In the material below, identify each line bearing the word "title". Reproduce those lines.

---*---

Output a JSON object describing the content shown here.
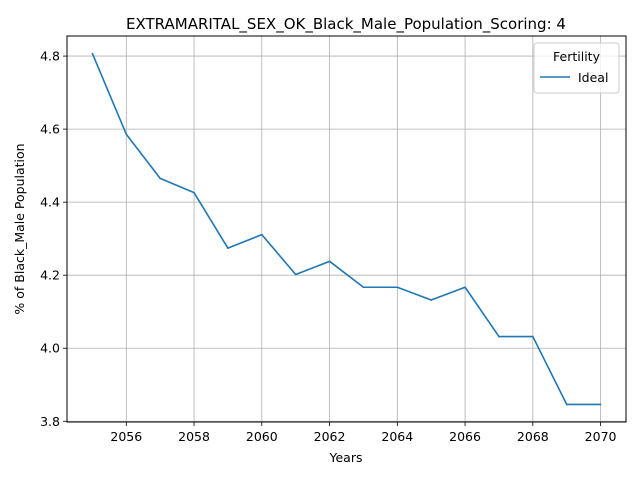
{
  "chart_data": {
    "type": "line",
    "title": "EXTRAMARITAL_SEX_OK_Black_Male_Population_Scoring: 4",
    "xlabel": "Years",
    "ylabel": "% of Black_Male Population",
    "xlim": [
      2054.25,
      2070.75
    ],
    "ylim": [
      3.798,
      4.855
    ],
    "xticks": [
      2056,
      2058,
      2060,
      2062,
      2064,
      2066,
      2068,
      2070
    ],
    "yticks": [
      3.8,
      4.0,
      4.2,
      4.4,
      4.6,
      4.8
    ],
    "grid": true,
    "legend": {
      "title": "Fertility",
      "position": "top-right"
    },
    "series": [
      {
        "name": "Ideal",
        "color": "#1f77b4",
        "x": [
          2055,
          2056,
          2057,
          2058,
          2059,
          2060,
          2061,
          2062,
          2063,
          2064,
          2065,
          2066,
          2067,
          2068,
          2069,
          2070
        ],
        "y": [
          4.807,
          4.586,
          4.465,
          4.426,
          4.274,
          4.311,
          4.202,
          4.238,
          4.167,
          4.167,
          4.132,
          4.167,
          4.032,
          4.032,
          3.846,
          3.846
        ]
      }
    ]
  }
}
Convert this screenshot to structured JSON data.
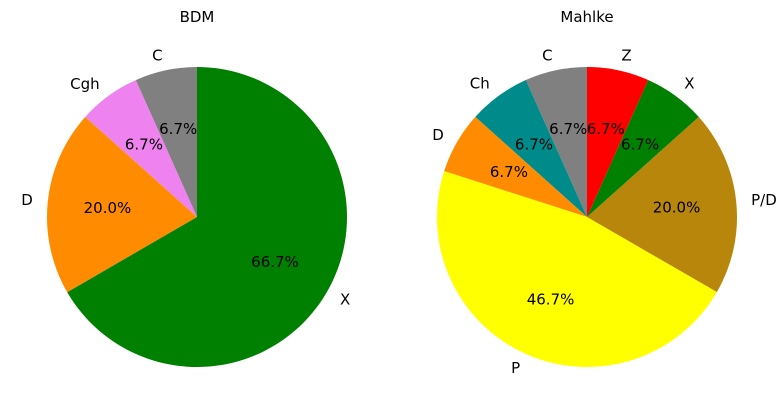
{
  "chart_data": [
    {
      "type": "pie",
      "title": "BDM",
      "start_angle_deg": 90,
      "direction": "counterclockwise",
      "slices": [
        {
          "label": "C",
          "value": 6.7,
          "pct_label": "6.7%",
          "color": "#808080"
        },
        {
          "label": "Cgh",
          "value": 6.7,
          "pct_label": "6.7%",
          "color": "#ee82ee"
        },
        {
          "label": "D",
          "value": 20.0,
          "pct_label": "20.0%",
          "color": "#ff8c00"
        },
        {
          "label": "X",
          "value": 66.7,
          "pct_label": "66.7%",
          "color": "#008000"
        }
      ]
    },
    {
      "type": "pie",
      "title": "Mahlke",
      "start_angle_deg": 90,
      "direction": "counterclockwise",
      "slices": [
        {
          "label": "C",
          "value": 6.7,
          "pct_label": "6.7%",
          "color": "#808080"
        },
        {
          "label": "Ch",
          "value": 6.7,
          "pct_label": "6.7%",
          "color": "#008b8b"
        },
        {
          "label": "D",
          "value": 6.7,
          "pct_label": "6.7%",
          "color": "#ff8c00"
        },
        {
          "label": "P",
          "value": 46.7,
          "pct_label": "46.7%",
          "color": "#ffff00"
        },
        {
          "label": "P/D",
          "value": 20.0,
          "pct_label": "20.0%",
          "color": "#b8860b"
        },
        {
          "label": "X",
          "value": 6.7,
          "pct_label": "6.7%",
          "color": "#008000"
        },
        {
          "label": "Z",
          "value": 6.7,
          "pct_label": "6.7%",
          "color": "#ff0000"
        }
      ]
    }
  ]
}
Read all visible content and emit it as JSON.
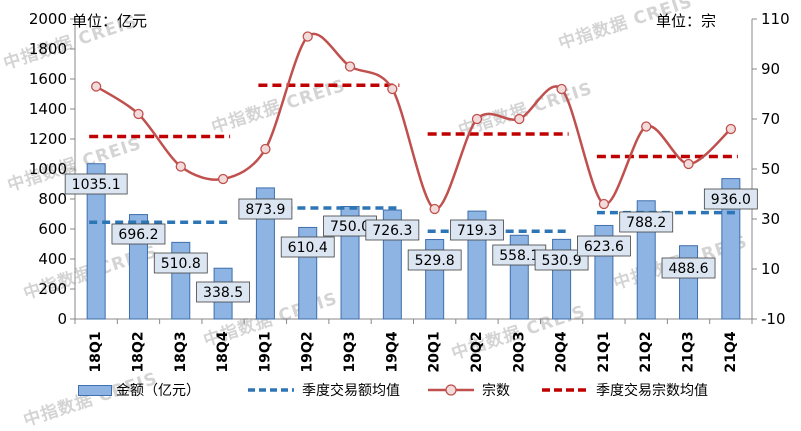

---*---

Complete output:
    "title": "EXTRAMARITAL_SEX_OK_Black_Male_Population_Scoring: 4",
      "title": "Fertility",
      "title": "BDM",
      "title": "Mahlke",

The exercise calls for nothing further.